%%

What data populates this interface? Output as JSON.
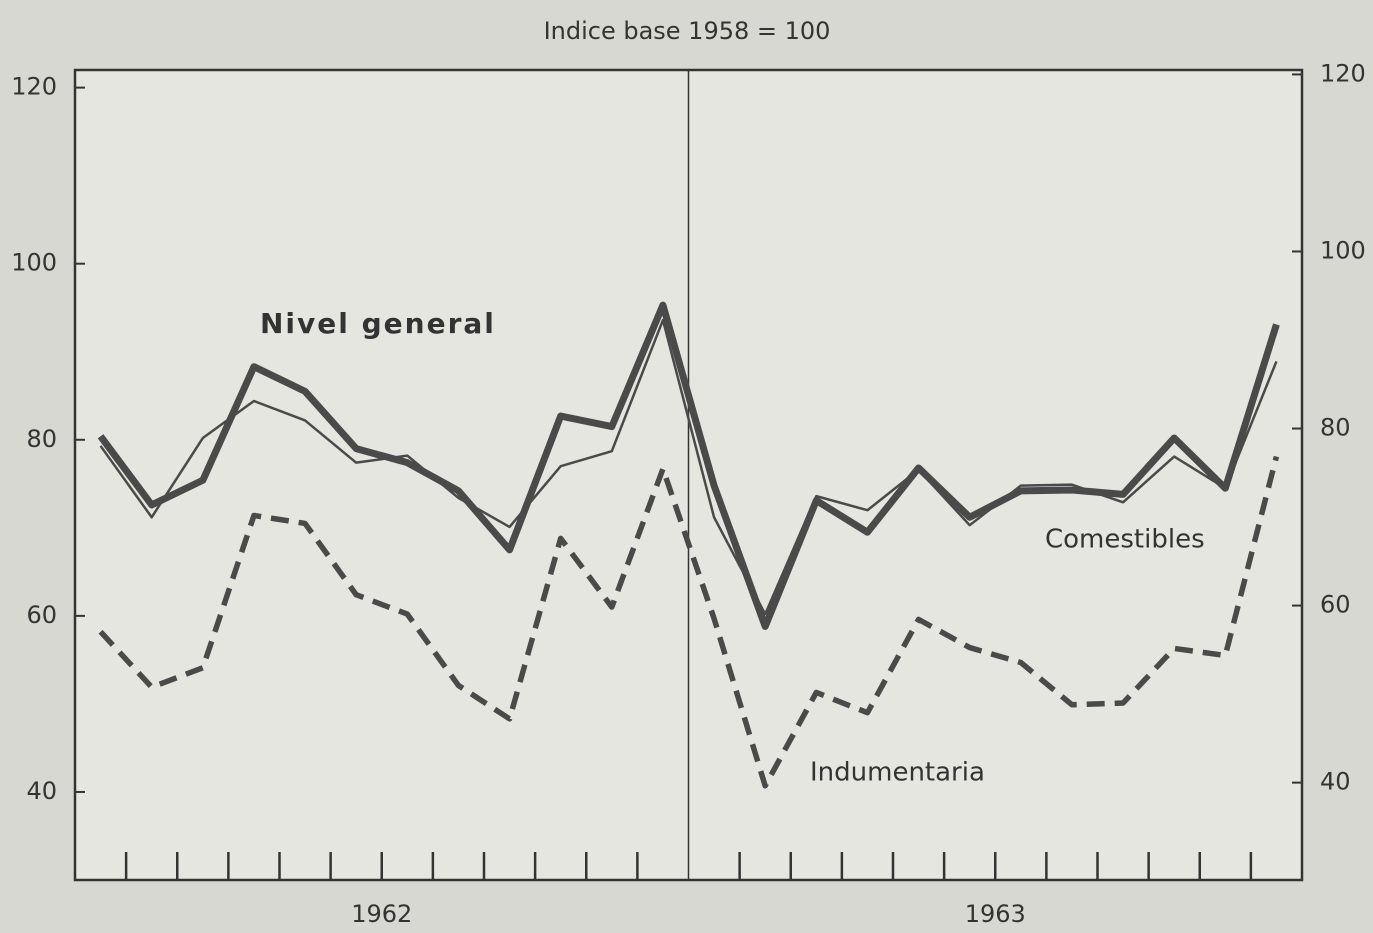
{
  "chart_data": {
    "type": "line",
    "title": "Indice base 1958 = 100",
    "categories": [
      null,
      null,
      null,
      null,
      null,
      null,
      null,
      null,
      null,
      null,
      null,
      null,
      null,
      null,
      null,
      null,
      null,
      null,
      null,
      null,
      null,
      null,
      null,
      null
    ],
    "group_labels": [
      "1962",
      "1963"
    ],
    "series": [
      {
        "name": "Nivel general",
        "color": "#4a4a4a",
        "style": "thick",
        "values": [
          80.4,
          72.6,
          75.4,
          88.3,
          85.5,
          79.0,
          77.4,
          74.2,
          67.5,
          82.7,
          81.5,
          95.3,
          74.8,
          58.8,
          73.1,
          69.5,
          76.8,
          71.2,
          74.2,
          74.3,
          73.8,
          80.2,
          74.5,
          93.1
        ]
      },
      {
        "name": "Comestibles",
        "color": "#4a4a4a",
        "style": "thin",
        "values": [
          79.3,
          71.2,
          80.2,
          84.4,
          82.2,
          77.4,
          78.2,
          73.4,
          70.1,
          77.0,
          78.7,
          93.6,
          71.2,
          60.2,
          73.6,
          72.0,
          76.6,
          70.3,
          74.8,
          74.9,
          72.9,
          78.1,
          74.5,
          88.9
        ]
      },
      {
        "name": "Indumentaria",
        "color": "#4a4a4a",
        "style": "dashed",
        "values": [
          58.2,
          51.9,
          54.1,
          71.4,
          70.5,
          62.4,
          60.2,
          52.1,
          48.3,
          68.8,
          61.0,
          76.7,
          59.7,
          40.7,
          51.3,
          49.0,
          59.6,
          56.4,
          54.7,
          49.9,
          50.1,
          56.3,
          55.5,
          78.1
        ]
      }
    ],
    "ylim": [
      30,
      122
    ],
    "yticks": [
      40,
      60,
      80,
      100,
      120
    ],
    "y2lim": [
      29,
      120.5
    ],
    "y2ticks": [
      40,
      60,
      80,
      100,
      120
    ],
    "grid": false
  }
}
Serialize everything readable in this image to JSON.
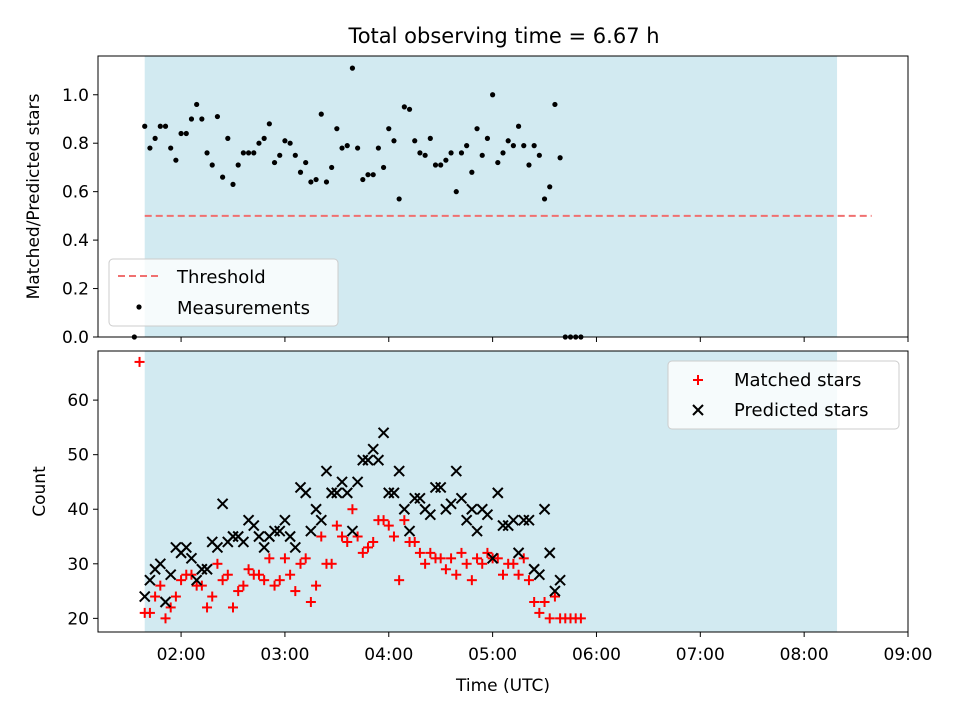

%%

Using the records above, output their complete text exactly, minus any images.

What data populates this interface? Output as JSON.
{
  "chart_data": {
    "type": "line",
    "title": "Indice base 1958 = 100",
    "categories": [
      null,
      null,
      null,
      null,
      null,
      null,
      null,
      null,
      null,
      null,
      null,
      null,
      null,
      null,
      null,
      null,
      null,
      null,
      null,
      null,
      null,
      null,
      null,
      null
    ],
    "group_labels": [
      "1962",
      "1963"
    ],
    "series": [
      {
        "name": "Nivel general",
        "color": "#4a4a4a",
        "style": "thick",
        "values": [
          80.4,
          72.6,
          75.4,
          88.3,
          85.5,
          79.0,
          77.4,
          74.2,
          67.5,
          82.7,
          81.5,
          95.3,
          74.8,
          58.8,
          73.1,
          69.5,
          76.8,
          71.2,
          74.2,
          74.3,
          73.8,
          80.2,
          74.5,
          93.1
        ]
      },
      {
        "name": "Comestibles",
        "color": "#4a4a4a",
        "style": "thin",
        "values": [
          79.3,
          71.2,
          80.2,
          84.4,
          82.2,
          77.4,
          78.2,
          73.4,
          70.1,
          77.0,
          78.7,
          93.6,
          71.2,
          60.2,
          73.6,
          72.0,
          76.6,
          70.3,
          74.8,
          74.9,
          72.9,
          78.1,
          74.5,
          88.9
        ]
      },
      {
        "name": "Indumentaria",
        "color": "#4a4a4a",
        "style": "dashed",
        "values": [
          58.2,
          51.9,
          54.1,
          71.4,
          70.5,
          62.4,
          60.2,
          52.1,
          48.3,
          68.8,
          61.0,
          76.7,
          59.7,
          40.7,
          51.3,
          49.0,
          59.6,
          56.4,
          54.7,
          49.9,
          50.1,
          56.3,
          55.5,
          78.1
        ]
      }
    ],
    "ylim": [
      30,
      122
    ],
    "yticks": [
      40,
      60,
      80,
      100,
      120
    ],
    "y2lim": [
      29,
      120.5
    ],
    "y2ticks": [
      40,
      60,
      80,
      100,
      120
    ],
    "grid": false
  }
}
Serialize everything readable in this image to JSON.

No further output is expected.